Your objective: Omit every picture and output the rest of the records exactly as they are.

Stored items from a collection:
Begin
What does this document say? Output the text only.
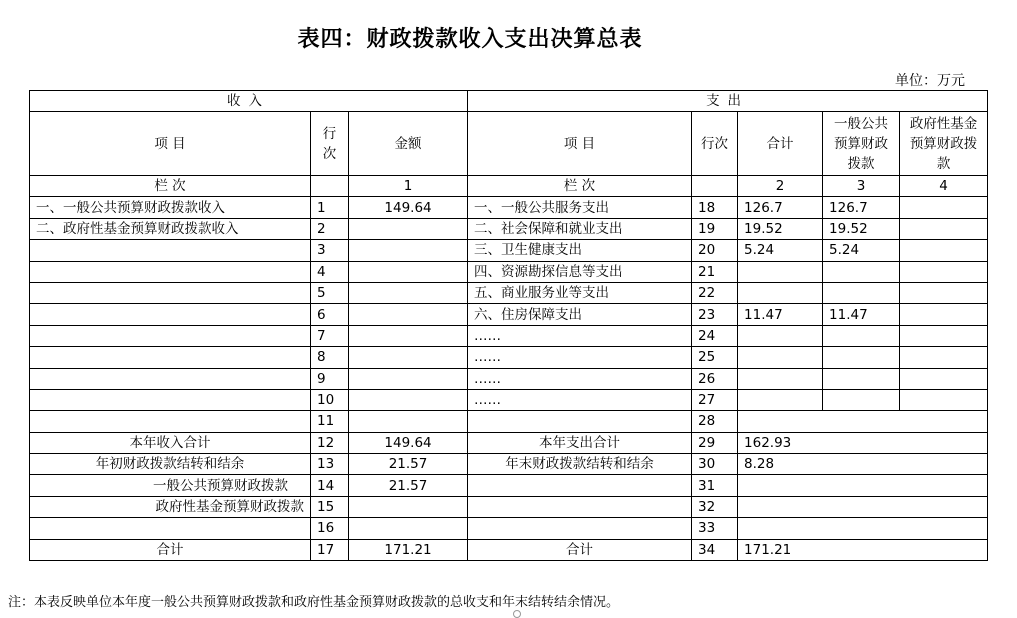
表四：财政拨款收入支出决算总表
单位：万元
收入			支出				
项 目	行次	金额	项 目	行次	合计	一般公共预算财政拨款	政府性基金预算财政拨款
栏 次		1	栏 次		2	3	4
一、一般公共预算财政拨款收入	1	149.64	一、一般公共服务支出	18	126.7	126.7	
二、政府性基金预算财政拨款收入	2		二、社会保障和就业支出	19	19.52	19.52	
	3		三、卫生健康支出	20	5.24	5.24	
	4		四、资源勘探信息等支出	21			
	5		五、商业服务业等支出	22			
	6		六、住房保障支出	23	11.47	11.47	
	7		……	24			
	8		……	25			
	9		……	26			
	10		……	27			
	11			28			
本年收入合计	12	149.64	本年支出合计	29	162.93		
年初财政拨款结转和结余	13	21.57	年末财政拨款结转和结余	30	8.28		
一般公共预算财政拨款	14	21.57		31			
政府性基金预算财政拨款	15			32			
	16			33			
合计	17	171.21	合计	34	171.21		
注：本表反映单位本年度一般公共预算财政拨款和政府性基金预算财政拨款的总收支和年末结转结余情况。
End
Result of this exercise:
What does this document say? Output the text only.
表四：财政拨款收入支出决算总表
单位：万元
收入			支出				
项 目	行次	金额	项 目	行次	合计	一般公共预算财政拨款	政府性基金预算财政拨款
栏 次		1	栏 次		2	3	4
一、一般公共预算财政拨款收入	1	149.64	一、一般公共服务支出	18	126.7	126.7	
二、政府性基金预算财政拨款收入	2		二、社会保障和就业支出	19	19.52	19.52	
	3		三、卫生健康支出	20	5.24	5.24	
	4		四、资源勘探信息等支出	21			
	5		五、商业服务业等支出	22			
	6		六、住房保障支出	23	11.47	11.47	
	7		……	24			
	8		……	25			
	9		……	26			
	10		……	27			
	11			28			
本年收入合计	12	149.64	本年支出合计	29	162.93		
年初财政拨款结转和结余	13	21.57	年末财政拨款结转和结余	30	8.28		
一般公共预算财政拨款	14	21.57		31			
政府性基金预算财政拨款	15			32			
	16			33			
合计	17	171.21	合计	34	171.21		
注：本表反映单位本年度一般公共预算财政拨款和政府性基金预算财政拨款的总收支和年末结转结余情况。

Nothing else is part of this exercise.